··· Dataset content
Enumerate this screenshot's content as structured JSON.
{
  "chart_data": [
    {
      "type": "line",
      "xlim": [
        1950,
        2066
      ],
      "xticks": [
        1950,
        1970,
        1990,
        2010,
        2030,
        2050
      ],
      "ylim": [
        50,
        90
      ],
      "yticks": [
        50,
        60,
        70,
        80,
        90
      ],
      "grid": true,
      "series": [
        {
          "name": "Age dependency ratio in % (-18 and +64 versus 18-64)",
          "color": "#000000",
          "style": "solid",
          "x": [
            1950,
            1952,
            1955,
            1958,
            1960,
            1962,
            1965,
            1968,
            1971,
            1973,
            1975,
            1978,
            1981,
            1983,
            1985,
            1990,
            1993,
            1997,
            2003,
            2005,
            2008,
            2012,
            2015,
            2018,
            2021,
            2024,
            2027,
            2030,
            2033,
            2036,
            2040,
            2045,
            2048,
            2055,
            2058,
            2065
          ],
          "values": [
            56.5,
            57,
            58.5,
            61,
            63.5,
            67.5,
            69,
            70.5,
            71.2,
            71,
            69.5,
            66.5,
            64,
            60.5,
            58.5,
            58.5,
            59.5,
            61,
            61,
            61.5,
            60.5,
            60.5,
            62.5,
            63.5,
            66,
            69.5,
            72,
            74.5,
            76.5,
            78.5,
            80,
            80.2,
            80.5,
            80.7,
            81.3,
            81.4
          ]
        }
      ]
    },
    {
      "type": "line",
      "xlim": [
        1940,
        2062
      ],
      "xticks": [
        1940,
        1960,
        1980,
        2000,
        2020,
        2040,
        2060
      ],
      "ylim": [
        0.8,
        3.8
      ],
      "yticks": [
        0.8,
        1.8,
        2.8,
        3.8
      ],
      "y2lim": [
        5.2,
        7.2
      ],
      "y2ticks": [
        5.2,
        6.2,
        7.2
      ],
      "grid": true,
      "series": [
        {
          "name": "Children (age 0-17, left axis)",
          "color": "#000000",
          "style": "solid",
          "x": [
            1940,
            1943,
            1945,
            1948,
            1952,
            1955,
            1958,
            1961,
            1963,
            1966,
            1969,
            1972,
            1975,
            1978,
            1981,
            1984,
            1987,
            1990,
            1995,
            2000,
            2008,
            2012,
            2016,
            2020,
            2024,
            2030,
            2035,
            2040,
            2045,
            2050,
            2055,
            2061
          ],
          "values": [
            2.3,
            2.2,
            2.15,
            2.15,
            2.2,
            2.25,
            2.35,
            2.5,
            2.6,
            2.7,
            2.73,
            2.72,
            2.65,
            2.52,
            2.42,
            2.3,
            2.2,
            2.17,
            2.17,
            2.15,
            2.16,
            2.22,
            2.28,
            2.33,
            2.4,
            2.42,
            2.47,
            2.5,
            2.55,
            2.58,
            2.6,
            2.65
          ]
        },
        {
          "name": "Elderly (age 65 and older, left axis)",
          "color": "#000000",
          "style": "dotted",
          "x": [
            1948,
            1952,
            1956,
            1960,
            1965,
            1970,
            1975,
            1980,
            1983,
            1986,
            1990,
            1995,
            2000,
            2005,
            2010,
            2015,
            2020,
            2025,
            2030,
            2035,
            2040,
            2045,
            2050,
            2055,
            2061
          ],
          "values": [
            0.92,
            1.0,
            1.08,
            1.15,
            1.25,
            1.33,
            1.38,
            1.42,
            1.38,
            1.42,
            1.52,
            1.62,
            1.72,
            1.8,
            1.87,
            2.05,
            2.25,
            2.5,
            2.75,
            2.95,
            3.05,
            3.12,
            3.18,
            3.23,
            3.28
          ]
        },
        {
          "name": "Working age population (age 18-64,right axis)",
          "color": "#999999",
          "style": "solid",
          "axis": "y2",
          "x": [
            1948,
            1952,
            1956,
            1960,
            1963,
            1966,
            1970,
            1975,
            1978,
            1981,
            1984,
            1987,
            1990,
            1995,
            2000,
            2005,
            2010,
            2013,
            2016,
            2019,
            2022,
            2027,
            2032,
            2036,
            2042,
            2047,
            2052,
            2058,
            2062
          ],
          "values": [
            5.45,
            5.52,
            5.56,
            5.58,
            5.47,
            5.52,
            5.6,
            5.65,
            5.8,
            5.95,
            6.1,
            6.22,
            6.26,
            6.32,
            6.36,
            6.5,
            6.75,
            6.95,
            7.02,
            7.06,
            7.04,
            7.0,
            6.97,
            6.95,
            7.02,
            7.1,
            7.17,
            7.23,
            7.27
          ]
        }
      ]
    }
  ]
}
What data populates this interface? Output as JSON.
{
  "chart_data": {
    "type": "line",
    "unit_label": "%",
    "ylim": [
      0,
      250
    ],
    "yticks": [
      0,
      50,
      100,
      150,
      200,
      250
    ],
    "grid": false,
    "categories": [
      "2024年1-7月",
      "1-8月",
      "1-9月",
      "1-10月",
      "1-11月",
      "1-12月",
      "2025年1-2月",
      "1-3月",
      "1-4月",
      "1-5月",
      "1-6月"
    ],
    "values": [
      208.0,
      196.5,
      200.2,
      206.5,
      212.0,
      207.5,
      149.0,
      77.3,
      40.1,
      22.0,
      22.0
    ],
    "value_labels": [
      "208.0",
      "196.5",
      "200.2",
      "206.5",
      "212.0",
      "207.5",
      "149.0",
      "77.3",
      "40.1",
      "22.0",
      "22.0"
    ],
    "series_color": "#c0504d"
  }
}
······
## What is needed
Give the entries again in full, exactly as they are written.

## The solution
Enumerate this screenshot's content as structured JSON.
{
  "chart_data": [
    {
      "type": "line",
      "xlim": [
        1950,
        2066
      ],
      "xticks": [
        1950,
        1970,
        1990,
        2010,
        2030,
        2050
      ],
      "ylim": [
        50,
        90
      ],
      "yticks": [
        50,
        60,
        70,
        80,
        90
      ],
      "grid": true,
      "series": [
        {
          "name": "Age dependency ratio in % (-18 and +64 versus 18-64)",
          "color": "#000000",
          "style": "solid",
          "x": [
            1950,
            1952,
            1955,
            1958,
            1960,
            1962,
            1965,
            1968,
            1971,
            1973,
            1975,
            1978,
            1981,
            1983,
            1985,
            1990,
            1993,
            1997,
            2003,
            2005,
            2008,
            2012,
            2015,
            2018,
            2021,
            2024,
            2027,
            2030,
            2033,
            2036,
            2040,
            2045,
            2048,
            2055,
            2058,
            2065
          ],
          "values": [
            56.5,
            57,
            58.5,
            61,
            63.5,
            67.5,
            69,
            70.5,
            71.2,
            71,
            69.5,
            66.5,
            64,
            60.5,
            58.5,
            58.5,
            59.5,
            61,
            61,
            61.5,
            60.5,
            60.5,
            62.5,
            63.5,
            66,
            69.5,
            72,
            74.5,
            76.5,
            78.5,
            80,
            80.2,
            80.5,
            80.7,
            81.3,
            81.4
          ]
        }
      ]
    },
    {
      "type": "line",
      "xlim": [
        1940,
        2062
      ],
      "xticks": [
        1940,
        1960,
        1980,
        2000,
        2020,
        2040,
        2060
      ],
      "ylim": [
        0.8,
        3.8
      ],
      "yticks": [
        0.8,
        1.8,
        2.8,
        3.8
      ],
      "y2lim": [
        5.2,
        7.2
      ],
      "y2ticks": [
        5.2,
        6.2,
        7.2
      ],
      "grid": true,
      "series": [
        {
          "name": "Children (age 0-17, left axis)",
          "color": "#000000",
          "style": "solid",
          "x": [
            1940,
            1943,
            1945,
            1948,
            1952,
            1955,
            1958,
            1961,
            1963,
            1966,
            1969,
            1972,
            1975,
            1978,
            1981,
            1984,
            1987,
            1990,
            1995,
            2000,
            2008,
            2012,
            2016,
            2020,
            2024,
            2030,
            2035,
            2040,
            2045,
            2050,
            2055,
            2061
          ],
          "values": [
            2.3,
            2.2,
            2.15,
            2.15,
            2.2,
            2.25,
            2.35,
            2.5,
            2.6,
            2.7,
            2.73,
            2.72,
            2.65,
            2.52,
            2.42,
            2.3,
            2.2,
            2.17,
            2.17,
            2.15,
            2.16,
            2.22,
            2.28,
            2.33,
            2.4,
            2.42,
            2.47,
            2.5,
            2.55,
            2.58,
            2.6,
            2.65
          ]
        },
        {
          "name": "Elderly (age 65 and older, left axis)",
          "color": "#000000",
          "style": "dotted",
          "x": [
            1948,
            1952,
            1956,
            1960,
            1965,
            1970,
            1975,
            1980,
            1983,
            1986,
            1990,
            1995,
            2000,
            2005,
            2010,
            2015,
            2020,
            2025,
            2030,
            2035,
            2040,
            2045,
            2050,
            2055,
            2061
          ],
          "values": [
            0.92,
            1.0,
            1.08,
            1.15,
            1.25,
            1.33,
            1.38,
            1.42,
            1.38,
            1.42,
            1.52,
            1.62,
            1.72,
            1.8,
            1.87,
            2.05,
            2.25,
            2.5,
            2.75,
            2.95,
            3.05,
            3.12,
            3.18,
            3.23,
            3.28
          ]
        },
        {
          "name": "Working age population (age 18-64,right axis)",
          "color": "#999999",
          "style": "solid",
          "axis": "y2",
          "x": [
            1948,
            1952,
            1956,
            1960,
            1963,
            1966,
            1970,
            1975,
            1978,
            1981,
            1984,
            1987,
            1990,
            1995,
            2000,
            2005,
            2010,
            2013,
            2016,
            2019,
            2022,
            2027,
            2032,
            2036,
            2042,
            2047,
            2052,
            2058,
            2062
          ],
          "values": [
            5.45,
            5.52,
            5.56,
            5.58,
            5.47,
            5.52,
            5.6,
            5.65,
            5.8,
            5.95,
            6.1,
            6.22,
            6.26,
            6.32,
            6.36,
            6.5,
            6.75,
            6.95,
            7.02,
            7.06,
            7.04,
            7.0,
            6.97,
            6.95,
            7.02,
            7.1,
            7.17,
            7.23,
            7.27
          ]
        }
      ]
    }
  ]
}
What data populates this interface? Output as JSON.
{
  "chart_data": {
    "type": "line",
    "unit_label": "%",
    "ylim": [
      0,
      250
    ],
    "yticks": [
      0,
      50,
      100,
      150,
      200,
      250
    ],
    "grid": false,
    "categories": [
      "2024年1-7月",
      "1-8月",
      "1-9月",
      "1-10月",
      "1-11月",
      "1-12月",
      "2025年1-2月",
      "1-3月",
      "1-4月",
      "1-5月",
      "1-6月"
    ],
    "values": [
      208.0,
      196.5,
      200.2,
      206.5,
      212.0,
      207.5,
      149.0,
      77.3,
      40.1,
      22.0,
      22.0
    ],
    "value_labels": [
      "208.0",
      "196.5",
      "200.2",
      "206.5",
      "212.0",
      "207.5",
      "149.0",
      "77.3",
      "40.1",
      "22.0",
      "22.0"
    ],
    "series_color": "#c0504d"
  }
}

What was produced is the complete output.